Repeat the records below exactly as they appear.
>> START Dataset entries
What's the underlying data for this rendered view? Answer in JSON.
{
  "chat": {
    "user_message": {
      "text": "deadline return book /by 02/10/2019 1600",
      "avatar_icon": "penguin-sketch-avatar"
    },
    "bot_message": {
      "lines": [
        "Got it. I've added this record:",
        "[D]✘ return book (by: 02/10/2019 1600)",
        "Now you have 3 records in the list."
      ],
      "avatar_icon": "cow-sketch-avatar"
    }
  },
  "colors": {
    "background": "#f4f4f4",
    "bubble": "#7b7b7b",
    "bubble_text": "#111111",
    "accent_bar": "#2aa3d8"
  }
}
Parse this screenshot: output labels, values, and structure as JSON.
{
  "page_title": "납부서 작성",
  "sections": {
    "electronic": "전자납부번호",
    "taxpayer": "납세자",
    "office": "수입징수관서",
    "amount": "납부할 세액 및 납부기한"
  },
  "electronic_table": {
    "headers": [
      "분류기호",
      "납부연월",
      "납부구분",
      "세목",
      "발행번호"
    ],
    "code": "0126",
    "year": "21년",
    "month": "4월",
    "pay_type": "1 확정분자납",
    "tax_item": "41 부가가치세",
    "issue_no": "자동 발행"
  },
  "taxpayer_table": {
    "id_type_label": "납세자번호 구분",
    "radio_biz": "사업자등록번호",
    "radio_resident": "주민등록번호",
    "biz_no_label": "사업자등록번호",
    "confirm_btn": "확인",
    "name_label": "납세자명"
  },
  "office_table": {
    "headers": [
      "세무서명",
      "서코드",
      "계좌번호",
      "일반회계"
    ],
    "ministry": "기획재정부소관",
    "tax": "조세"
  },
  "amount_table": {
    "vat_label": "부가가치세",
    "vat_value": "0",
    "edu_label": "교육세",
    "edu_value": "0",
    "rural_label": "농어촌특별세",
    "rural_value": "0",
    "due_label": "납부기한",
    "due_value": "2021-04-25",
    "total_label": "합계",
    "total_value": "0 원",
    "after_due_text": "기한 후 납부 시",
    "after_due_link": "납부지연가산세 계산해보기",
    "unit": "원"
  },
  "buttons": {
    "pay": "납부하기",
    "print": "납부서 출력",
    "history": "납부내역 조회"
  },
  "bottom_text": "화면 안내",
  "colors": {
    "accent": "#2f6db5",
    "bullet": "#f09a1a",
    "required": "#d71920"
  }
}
>> END Dataset entries
Solution for this task =>
What's the underlying data for this rendered view? Answer in JSON.
{
  "chat": {
    "user_message": {
      "text": "deadline return book /by 02/10/2019 1600",
      "avatar_icon": "penguin-sketch-avatar"
    },
    "bot_message": {
      "lines": [
        "Got it. I've added this record:",
        "[D]✘ return book (by: 02/10/2019 1600)",
        "Now you have 3 records in the list."
      ],
      "avatar_icon": "cow-sketch-avatar"
    }
  },
  "colors": {
    "background": "#f4f4f4",
    "bubble": "#7b7b7b",
    "bubble_text": "#111111",
    "accent_bar": "#2aa3d8"
  }
}
Parse this screenshot: output labels, values, and structure as JSON.
{
  "page_title": "납부서 작성",
  "sections": {
    "electronic": "전자납부번호",
    "taxpayer": "납세자",
    "office": "수입징수관서",
    "amount": "납부할 세액 및 납부기한"
  },
  "electronic_table": {
    "headers": [
      "분류기호",
      "납부연월",
      "납부구분",
      "세목",
      "발행번호"
    ],
    "code": "0126",
    "year": "21년",
    "month": "4월",
    "pay_type": "1 확정분자납",
    "tax_item": "41 부가가치세",
    "issue_no": "자동 발행"
  },
  "taxpayer_table": {
    "id_type_label": "납세자번호 구분",
    "radio_biz": "사업자등록번호",
    "radio_resident": "주민등록번호",
    "biz_no_label": "사업자등록번호",
    "confirm_btn": "확인",
    "name_label": "납세자명"
  },
  "office_table": {
    "headers": [
      "세무서명",
      "서코드",
      "계좌번호",
      "일반회계"
    ],
    "ministry": "기획재정부소관",
    "tax": "조세"
  },
  "amount_table": {
    "vat_label": "부가가치세",
    "vat_value": "0",
    "edu_label": "교육세",
    "edu_value": "0",
    "rural_label": "농어촌특별세",
    "rural_value": "0",
    "due_label": "납부기한",
    "due_value": "2021-04-25",
    "total_label": "합계",
    "total_value": "0 원",
    "after_due_text": "기한 후 납부 시",
    "after_due_link": "납부지연가산세 계산해보기",
    "unit": "원"
  },
  "buttons": {
    "pay": "납부하기",
    "print": "납부서 출력",
    "history": "납부내역 조회"
  },
  "bottom_text": "화면 안내",
  "colors": {
    "accent": "#2f6db5",
    "bullet": "#f09a1a",
    "required": "#d71920"
  }
}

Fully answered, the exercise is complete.